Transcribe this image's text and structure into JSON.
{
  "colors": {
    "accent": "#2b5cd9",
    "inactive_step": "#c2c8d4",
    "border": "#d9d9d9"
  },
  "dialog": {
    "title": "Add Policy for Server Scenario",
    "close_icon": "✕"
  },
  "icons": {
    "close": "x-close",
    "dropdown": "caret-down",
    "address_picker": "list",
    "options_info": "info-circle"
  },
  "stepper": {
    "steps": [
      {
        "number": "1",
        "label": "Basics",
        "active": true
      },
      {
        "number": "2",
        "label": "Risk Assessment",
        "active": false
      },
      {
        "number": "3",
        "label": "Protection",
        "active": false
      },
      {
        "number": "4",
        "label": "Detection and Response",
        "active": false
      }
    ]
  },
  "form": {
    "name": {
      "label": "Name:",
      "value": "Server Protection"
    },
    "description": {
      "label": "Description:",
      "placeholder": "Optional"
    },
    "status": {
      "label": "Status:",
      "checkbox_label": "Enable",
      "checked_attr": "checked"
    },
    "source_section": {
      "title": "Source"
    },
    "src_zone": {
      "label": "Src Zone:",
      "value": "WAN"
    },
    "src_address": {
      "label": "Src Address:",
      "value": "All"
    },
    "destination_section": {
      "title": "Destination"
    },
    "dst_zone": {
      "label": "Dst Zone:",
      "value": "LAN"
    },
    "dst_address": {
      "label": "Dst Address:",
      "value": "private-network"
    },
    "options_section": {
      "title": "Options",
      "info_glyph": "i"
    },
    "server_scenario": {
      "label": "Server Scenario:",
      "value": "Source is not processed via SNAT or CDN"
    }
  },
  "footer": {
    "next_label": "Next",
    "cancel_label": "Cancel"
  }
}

- _Requirement_
Scan the material and collect every line that contains "value".

- _Solution to the exercise_
      "value": "Server Protection"
      "value": "WAN"
      "value": "All"
      "value": "LAN"
      "value": "private-network"
      "value": "Source is not processed via SNAT or CDN"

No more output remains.